▶ _TASK DETAILS_
Scan the entries below for the word "confidence". Copy each line that has it.

[Extracted data entries]
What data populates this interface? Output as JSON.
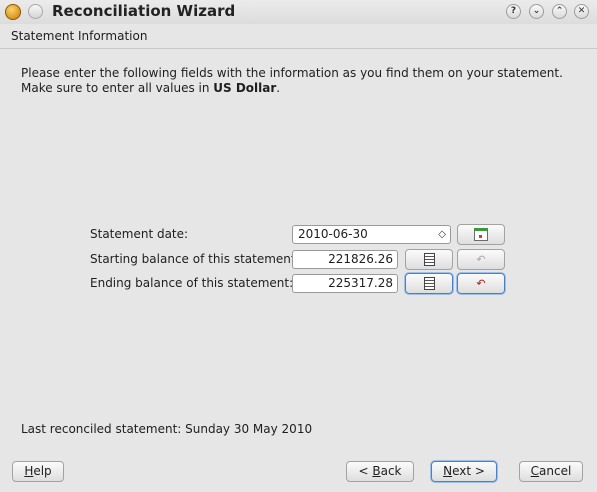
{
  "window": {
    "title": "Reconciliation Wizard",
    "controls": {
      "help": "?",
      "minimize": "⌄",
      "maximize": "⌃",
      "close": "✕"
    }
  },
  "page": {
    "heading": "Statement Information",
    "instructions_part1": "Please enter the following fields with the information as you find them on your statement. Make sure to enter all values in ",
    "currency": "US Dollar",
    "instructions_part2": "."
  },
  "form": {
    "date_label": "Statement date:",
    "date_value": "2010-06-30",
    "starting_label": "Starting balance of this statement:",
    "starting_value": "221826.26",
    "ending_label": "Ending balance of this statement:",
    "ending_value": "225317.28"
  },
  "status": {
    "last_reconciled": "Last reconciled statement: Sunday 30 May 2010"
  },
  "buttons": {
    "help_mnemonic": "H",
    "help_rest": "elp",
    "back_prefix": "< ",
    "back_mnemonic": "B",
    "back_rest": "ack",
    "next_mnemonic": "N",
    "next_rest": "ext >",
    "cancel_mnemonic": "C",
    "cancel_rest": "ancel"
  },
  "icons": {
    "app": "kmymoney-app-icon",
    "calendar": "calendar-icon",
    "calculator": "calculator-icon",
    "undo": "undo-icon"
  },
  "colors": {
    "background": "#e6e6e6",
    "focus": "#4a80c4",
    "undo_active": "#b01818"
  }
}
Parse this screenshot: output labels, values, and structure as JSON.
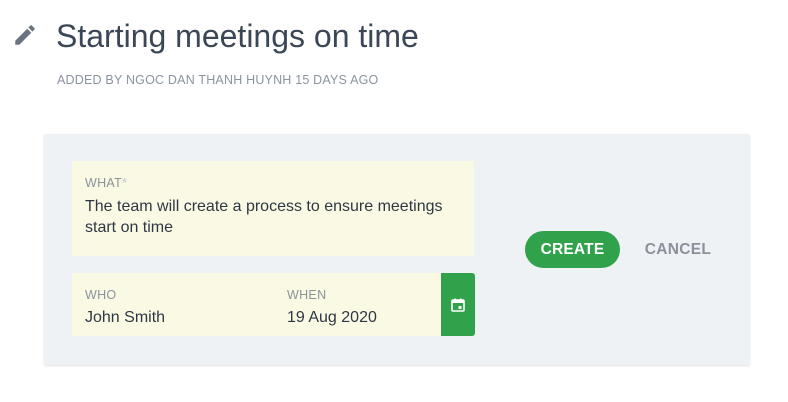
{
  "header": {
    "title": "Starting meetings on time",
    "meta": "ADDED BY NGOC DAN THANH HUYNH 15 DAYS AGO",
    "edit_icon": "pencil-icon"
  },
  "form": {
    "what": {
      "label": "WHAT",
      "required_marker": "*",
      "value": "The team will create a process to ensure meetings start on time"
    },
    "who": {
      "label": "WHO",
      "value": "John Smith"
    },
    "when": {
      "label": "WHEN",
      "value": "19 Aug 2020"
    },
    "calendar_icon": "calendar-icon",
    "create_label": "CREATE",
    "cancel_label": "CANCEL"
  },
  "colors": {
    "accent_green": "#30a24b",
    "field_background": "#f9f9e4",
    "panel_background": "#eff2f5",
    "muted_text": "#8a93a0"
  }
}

...

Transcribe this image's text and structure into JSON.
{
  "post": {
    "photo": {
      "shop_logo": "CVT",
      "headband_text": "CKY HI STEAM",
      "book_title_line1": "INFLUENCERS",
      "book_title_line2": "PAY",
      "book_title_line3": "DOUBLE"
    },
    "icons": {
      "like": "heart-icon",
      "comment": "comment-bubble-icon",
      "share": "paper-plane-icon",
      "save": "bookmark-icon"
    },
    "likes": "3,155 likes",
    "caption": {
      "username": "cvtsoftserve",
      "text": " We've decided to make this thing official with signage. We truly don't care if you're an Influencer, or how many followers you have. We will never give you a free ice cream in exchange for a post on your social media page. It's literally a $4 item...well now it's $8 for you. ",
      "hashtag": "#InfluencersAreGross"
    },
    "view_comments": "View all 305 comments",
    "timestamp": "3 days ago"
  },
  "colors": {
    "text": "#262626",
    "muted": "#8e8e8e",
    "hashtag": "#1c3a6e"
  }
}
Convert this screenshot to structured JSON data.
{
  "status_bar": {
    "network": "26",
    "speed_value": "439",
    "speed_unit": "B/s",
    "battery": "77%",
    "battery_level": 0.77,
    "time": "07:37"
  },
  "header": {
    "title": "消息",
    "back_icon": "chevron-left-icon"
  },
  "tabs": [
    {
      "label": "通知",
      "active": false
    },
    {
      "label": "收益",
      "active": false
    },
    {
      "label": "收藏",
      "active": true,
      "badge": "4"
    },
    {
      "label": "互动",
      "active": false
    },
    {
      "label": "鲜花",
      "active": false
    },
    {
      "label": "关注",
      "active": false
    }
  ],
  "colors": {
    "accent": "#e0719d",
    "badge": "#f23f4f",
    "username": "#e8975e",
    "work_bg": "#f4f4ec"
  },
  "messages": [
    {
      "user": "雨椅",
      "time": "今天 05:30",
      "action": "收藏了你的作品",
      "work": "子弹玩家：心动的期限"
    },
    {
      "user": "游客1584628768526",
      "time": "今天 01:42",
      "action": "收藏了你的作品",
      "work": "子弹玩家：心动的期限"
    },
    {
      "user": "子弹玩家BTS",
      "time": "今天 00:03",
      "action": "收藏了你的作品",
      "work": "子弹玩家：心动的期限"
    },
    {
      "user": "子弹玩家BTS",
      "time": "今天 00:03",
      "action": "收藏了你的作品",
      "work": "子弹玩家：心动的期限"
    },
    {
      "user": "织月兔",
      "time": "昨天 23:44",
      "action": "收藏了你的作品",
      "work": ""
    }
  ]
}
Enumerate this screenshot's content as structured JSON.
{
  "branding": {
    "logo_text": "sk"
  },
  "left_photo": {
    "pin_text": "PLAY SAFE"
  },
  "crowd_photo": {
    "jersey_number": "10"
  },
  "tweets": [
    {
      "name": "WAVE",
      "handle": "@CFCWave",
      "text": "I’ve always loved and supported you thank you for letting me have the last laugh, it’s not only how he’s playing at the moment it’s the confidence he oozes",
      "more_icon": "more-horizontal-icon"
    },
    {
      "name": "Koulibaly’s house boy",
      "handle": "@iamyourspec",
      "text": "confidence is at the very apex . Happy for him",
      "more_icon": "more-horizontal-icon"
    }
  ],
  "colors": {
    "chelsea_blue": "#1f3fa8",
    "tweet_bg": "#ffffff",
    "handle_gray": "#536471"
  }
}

▶ _EXERCISE RESPONSE_
      "text": "I’ve always loved and supported you thank you for letting me have the last laugh, it’s not only how he’s playing at the moment it’s the confidence he oozes",
      "text": "confidence is at the very apex . Happy for him",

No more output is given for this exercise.